▶ **Material provided**

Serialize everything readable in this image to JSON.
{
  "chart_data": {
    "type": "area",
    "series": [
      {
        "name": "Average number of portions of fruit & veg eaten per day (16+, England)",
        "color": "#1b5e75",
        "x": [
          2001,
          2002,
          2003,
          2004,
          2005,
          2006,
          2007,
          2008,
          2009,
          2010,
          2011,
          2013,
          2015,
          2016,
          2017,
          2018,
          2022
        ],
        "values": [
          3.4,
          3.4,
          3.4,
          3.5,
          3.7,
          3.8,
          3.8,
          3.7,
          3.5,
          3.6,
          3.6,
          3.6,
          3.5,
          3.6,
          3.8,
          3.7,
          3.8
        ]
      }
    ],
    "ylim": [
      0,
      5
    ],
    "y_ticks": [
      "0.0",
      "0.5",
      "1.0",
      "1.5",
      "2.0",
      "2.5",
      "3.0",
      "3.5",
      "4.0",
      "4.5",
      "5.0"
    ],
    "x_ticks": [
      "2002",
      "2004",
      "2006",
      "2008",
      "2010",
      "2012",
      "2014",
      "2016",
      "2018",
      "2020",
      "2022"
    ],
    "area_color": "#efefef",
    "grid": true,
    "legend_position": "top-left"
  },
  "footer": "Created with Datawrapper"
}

▶ **Exercise task**
Every line above should be written out again exactly as it stands.

▶ **The answer**
Serialize everything readable in this image to JSON.
{
  "chart_data": {
    "type": "area",
    "series": [
      {
        "name": "Average number of portions of fruit & veg eaten per day (16+, England)",
        "color": "#1b5e75",
        "x": [
          2001,
          2002,
          2003,
          2004,
          2005,
          2006,
          2007,
          2008,
          2009,
          2010,
          2011,
          2013,
          2015,
          2016,
          2017,
          2018,
          2022
        ],
        "values": [
          3.4,
          3.4,
          3.4,
          3.5,
          3.7,
          3.8,
          3.8,
          3.7,
          3.5,
          3.6,
          3.6,
          3.6,
          3.5,
          3.6,
          3.8,
          3.7,
          3.8
        ]
      }
    ],
    "ylim": [
      0,
      5
    ],
    "y_ticks": [
      "0.0",
      "0.5",
      "1.0",
      "1.5",
      "2.0",
      "2.5",
      "3.0",
      "3.5",
      "4.0",
      "4.5",
      "5.0"
    ],
    "x_ticks": [
      "2002",
      "2004",
      "2006",
      "2008",
      "2010",
      "2012",
      "2014",
      "2016",
      "2018",
      "2020",
      "2022"
    ],
    "area_color": "#efefef",
    "grid": true,
    "legend_position": "top-left"
  },
  "footer": "Created with Datawrapper"
}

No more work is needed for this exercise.